- **GOAL OF THE EXERCISE**
Your task is to print all of the material verbatim.

- **RECORDS FOR THIS TASK**
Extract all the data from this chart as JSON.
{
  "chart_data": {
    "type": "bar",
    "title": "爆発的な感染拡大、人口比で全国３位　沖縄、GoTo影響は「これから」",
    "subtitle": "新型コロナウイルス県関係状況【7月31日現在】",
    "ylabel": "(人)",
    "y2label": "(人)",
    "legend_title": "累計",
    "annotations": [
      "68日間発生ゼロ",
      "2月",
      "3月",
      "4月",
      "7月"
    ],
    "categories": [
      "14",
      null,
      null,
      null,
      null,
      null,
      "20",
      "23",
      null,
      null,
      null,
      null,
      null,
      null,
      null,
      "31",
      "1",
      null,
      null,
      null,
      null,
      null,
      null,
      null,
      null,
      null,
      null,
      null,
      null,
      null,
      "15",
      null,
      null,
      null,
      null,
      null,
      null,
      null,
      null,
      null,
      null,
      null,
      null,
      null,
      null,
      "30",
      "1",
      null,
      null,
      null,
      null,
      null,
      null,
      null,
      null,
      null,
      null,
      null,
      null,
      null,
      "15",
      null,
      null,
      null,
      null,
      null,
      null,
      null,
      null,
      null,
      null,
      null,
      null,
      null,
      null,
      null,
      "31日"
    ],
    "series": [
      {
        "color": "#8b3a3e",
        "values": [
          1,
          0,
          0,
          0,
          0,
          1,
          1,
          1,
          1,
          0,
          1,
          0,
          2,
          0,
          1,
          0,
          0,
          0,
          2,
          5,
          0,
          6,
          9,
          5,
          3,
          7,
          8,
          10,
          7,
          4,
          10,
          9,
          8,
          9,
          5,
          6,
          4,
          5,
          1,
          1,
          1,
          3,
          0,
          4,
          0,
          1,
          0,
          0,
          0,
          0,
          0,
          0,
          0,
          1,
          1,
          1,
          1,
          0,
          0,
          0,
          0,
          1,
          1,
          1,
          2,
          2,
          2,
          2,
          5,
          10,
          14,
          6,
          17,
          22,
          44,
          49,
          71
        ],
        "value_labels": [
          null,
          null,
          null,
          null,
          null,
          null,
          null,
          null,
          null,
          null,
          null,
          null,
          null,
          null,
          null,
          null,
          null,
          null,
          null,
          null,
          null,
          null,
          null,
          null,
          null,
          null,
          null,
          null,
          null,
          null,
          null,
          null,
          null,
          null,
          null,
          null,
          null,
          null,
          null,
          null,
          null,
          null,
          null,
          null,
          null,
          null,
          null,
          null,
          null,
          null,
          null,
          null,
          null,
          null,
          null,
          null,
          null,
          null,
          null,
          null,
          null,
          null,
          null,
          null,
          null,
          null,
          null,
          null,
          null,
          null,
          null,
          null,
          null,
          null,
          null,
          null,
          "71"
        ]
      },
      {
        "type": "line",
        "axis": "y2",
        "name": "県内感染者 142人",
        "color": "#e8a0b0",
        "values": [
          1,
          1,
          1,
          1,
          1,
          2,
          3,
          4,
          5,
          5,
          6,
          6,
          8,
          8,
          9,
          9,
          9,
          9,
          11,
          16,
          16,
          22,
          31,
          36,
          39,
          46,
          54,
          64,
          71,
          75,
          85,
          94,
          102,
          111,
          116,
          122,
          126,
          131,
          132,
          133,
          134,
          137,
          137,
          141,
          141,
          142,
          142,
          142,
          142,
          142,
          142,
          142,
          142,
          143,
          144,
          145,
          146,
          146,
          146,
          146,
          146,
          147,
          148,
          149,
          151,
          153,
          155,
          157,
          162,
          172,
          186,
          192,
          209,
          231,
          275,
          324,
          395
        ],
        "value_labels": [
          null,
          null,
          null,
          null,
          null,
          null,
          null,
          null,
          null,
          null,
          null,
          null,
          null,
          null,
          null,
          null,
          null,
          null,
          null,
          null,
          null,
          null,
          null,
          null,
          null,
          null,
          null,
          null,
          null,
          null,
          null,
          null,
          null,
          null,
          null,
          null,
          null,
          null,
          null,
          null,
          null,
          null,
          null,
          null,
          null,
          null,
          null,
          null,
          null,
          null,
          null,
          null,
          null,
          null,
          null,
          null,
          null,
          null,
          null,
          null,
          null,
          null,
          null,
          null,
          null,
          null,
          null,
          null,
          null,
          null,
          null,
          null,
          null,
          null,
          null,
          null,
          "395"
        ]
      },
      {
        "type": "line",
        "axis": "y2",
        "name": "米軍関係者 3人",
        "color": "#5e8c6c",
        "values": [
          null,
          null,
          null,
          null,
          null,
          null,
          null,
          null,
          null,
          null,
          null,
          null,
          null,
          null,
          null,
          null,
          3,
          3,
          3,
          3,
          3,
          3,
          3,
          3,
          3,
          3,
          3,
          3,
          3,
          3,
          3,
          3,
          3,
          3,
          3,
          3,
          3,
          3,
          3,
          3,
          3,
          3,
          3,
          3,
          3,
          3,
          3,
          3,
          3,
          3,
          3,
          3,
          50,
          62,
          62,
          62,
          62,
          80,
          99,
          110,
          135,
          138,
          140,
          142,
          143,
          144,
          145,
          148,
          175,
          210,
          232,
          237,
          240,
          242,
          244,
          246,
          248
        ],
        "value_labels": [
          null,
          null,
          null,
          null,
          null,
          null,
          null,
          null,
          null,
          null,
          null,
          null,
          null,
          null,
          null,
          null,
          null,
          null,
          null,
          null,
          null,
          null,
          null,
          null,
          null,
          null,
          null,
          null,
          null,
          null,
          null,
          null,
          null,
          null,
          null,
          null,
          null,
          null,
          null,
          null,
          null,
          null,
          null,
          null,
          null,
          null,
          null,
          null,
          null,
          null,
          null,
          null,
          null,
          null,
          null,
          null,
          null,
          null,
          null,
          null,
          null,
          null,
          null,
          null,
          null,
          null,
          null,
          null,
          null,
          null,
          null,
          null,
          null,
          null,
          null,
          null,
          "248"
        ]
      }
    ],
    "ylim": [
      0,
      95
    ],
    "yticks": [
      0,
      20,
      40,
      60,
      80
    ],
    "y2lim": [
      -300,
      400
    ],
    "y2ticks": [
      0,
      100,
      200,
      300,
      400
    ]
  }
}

- **SOLUTION TO THIS TASK**
Extract all the data from this chart as JSON.
{
  "chart_data": {
    "type": "bar",
    "title": "爆発的な感染拡大、人口比で全国３位　沖縄、GoTo影響は「これから」",
    "subtitle": "新型コロナウイルス県関係状況【7月31日現在】",
    "ylabel": "(人)",
    "y2label": "(人)",
    "legend_title": "累計",
    "annotations": [
      "68日間発生ゼロ",
      "2月",
      "3月",
      "4月",
      "7月"
    ],
    "categories": [
      "14",
      null,
      null,
      null,
      null,
      null,
      "20",
      "23",
      null,
      null,
      null,
      null,
      null,
      null,
      null,
      "31",
      "1",
      null,
      null,
      null,
      null,
      null,
      null,
      null,
      null,
      null,
      null,
      null,
      null,
      null,
      "15",
      null,
      null,
      null,
      null,
      null,
      null,
      null,
      null,
      null,
      null,
      null,
      null,
      null,
      null,
      "30",
      "1",
      null,
      null,
      null,
      null,
      null,
      null,
      null,
      null,
      null,
      null,
      null,
      null,
      null,
      "15",
      null,
      null,
      null,
      null,
      null,
      null,
      null,
      null,
      null,
      null,
      null,
      null,
      null,
      null,
      null,
      "31日"
    ],
    "series": [
      {
        "color": "#8b3a3e",
        "values": [
          1,
          0,
          0,
          0,
          0,
          1,
          1,
          1,
          1,
          0,
          1,
          0,
          2,
          0,
          1,
          0,
          0,
          0,
          2,
          5,
          0,
          6,
          9,
          5,
          3,
          7,
          8,
          10,
          7,
          4,
          10,
          9,
          8,
          9,
          5,
          6,
          4,
          5,
          1,
          1,
          1,
          3,
          0,
          4,
          0,
          1,
          0,
          0,
          0,
          0,
          0,
          0,
          0,
          1,
          1,
          1,
          1,
          0,
          0,
          0,
          0,
          1,
          1,
          1,
          2,
          2,
          2,
          2,
          5,
          10,
          14,
          6,
          17,
          22,
          44,
          49,
          71
        ],
        "value_labels": [
          null,
          null,
          null,
          null,
          null,
          null,
          null,
          null,
          null,
          null,
          null,
          null,
          null,
          null,
          null,
          null,
          null,
          null,
          null,
          null,
          null,
          null,
          null,
          null,
          null,
          null,
          null,
          null,
          null,
          null,
          null,
          null,
          null,
          null,
          null,
          null,
          null,
          null,
          null,
          null,
          null,
          null,
          null,
          null,
          null,
          null,
          null,
          null,
          null,
          null,
          null,
          null,
          null,
          null,
          null,
          null,
          null,
          null,
          null,
          null,
          null,
          null,
          null,
          null,
          null,
          null,
          null,
          null,
          null,
          null,
          null,
          null,
          null,
          null,
          null,
          null,
          "71"
        ]
      },
      {
        "type": "line",
        "axis": "y2",
        "name": "県内感染者 142人",
        "color": "#e8a0b0",
        "values": [
          1,
          1,
          1,
          1,
          1,
          2,
          3,
          4,
          5,
          5,
          6,
          6,
          8,
          8,
          9,
          9,
          9,
          9,
          11,
          16,
          16,
          22,
          31,
          36,
          39,
          46,
          54,
          64,
          71,
          75,
          85,
          94,
          102,
          111,
          116,
          122,
          126,
          131,
          132,
          133,
          134,
          137,
          137,
          141,
          141,
          142,
          142,
          142,
          142,
          142,
          142,
          142,
          142,
          143,
          144,
          145,
          146,
          146,
          146,
          146,
          146,
          147,
          148,
          149,
          151,
          153,
          155,
          157,
          162,
          172,
          186,
          192,
          209,
          231,
          275,
          324,
          395
        ],
        "value_labels": [
          null,
          null,
          null,
          null,
          null,
          null,
          null,
          null,
          null,
          null,
          null,
          null,
          null,
          null,
          null,
          null,
          null,
          null,
          null,
          null,
          null,
          null,
          null,
          null,
          null,
          null,
          null,
          null,
          null,
          null,
          null,
          null,
          null,
          null,
          null,
          null,
          null,
          null,
          null,
          null,
          null,
          null,
          null,
          null,
          null,
          null,
          null,
          null,
          null,
          null,
          null,
          null,
          null,
          null,
          null,
          null,
          null,
          null,
          null,
          null,
          null,
          null,
          null,
          null,
          null,
          null,
          null,
          null,
          null,
          null,
          null,
          null,
          null,
          null,
          null,
          null,
          "395"
        ]
      },
      {
        "type": "line",
        "axis": "y2",
        "name": "米軍関係者 3人",
        "color": "#5e8c6c",
        "values": [
          null,
          null,
          null,
          null,
          null,
          null,
          null,
          null,
          null,
          null,
          null,
          null,
          null,
          null,
          null,
          null,
          3,
          3,
          3,
          3,
          3,
          3,
          3,
          3,
          3,
          3,
          3,
          3,
          3,
          3,
          3,
          3,
          3,
          3,
          3,
          3,
          3,
          3,
          3,
          3,
          3,
          3,
          3,
          3,
          3,
          3,
          3,
          3,
          3,
          3,
          3,
          3,
          50,
          62,
          62,
          62,
          62,
          80,
          99,
          110,
          135,
          138,
          140,
          142,
          143,
          144,
          145,
          148,
          175,
          210,
          232,
          237,
          240,
          242,
          244,
          246,
          248
        ],
        "value_labels": [
          null,
          null,
          null,
          null,
          null,
          null,
          null,
          null,
          null,
          null,
          null,
          null,
          null,
          null,
          null,
          null,
          null,
          null,
          null,
          null,
          null,
          null,
          null,
          null,
          null,
          null,
          null,
          null,
          null,
          null,
          null,
          null,
          null,
          null,
          null,
          null,
          null,
          null,
          null,
          null,
          null,
          null,
          null,
          null,
          null,
          null,
          null,
          null,
          null,
          null,
          null,
          null,
          null,
          null,
          null,
          null,
          null,
          null,
          null,
          null,
          null,
          null,
          null,
          null,
          null,
          null,
          null,
          null,
          null,
          null,
          null,
          null,
          null,
          null,
          null,
          null,
          "248"
        ]
      }
    ],
    "ylim": [
      0,
      95
    ],
    "yticks": [
      0,
      20,
      40,
      60,
      80
    ],
    "y2lim": [
      -300,
      400
    ],
    "y2ticks": [
      0,
      100,
      200,
      300,
      400
    ]
  }
}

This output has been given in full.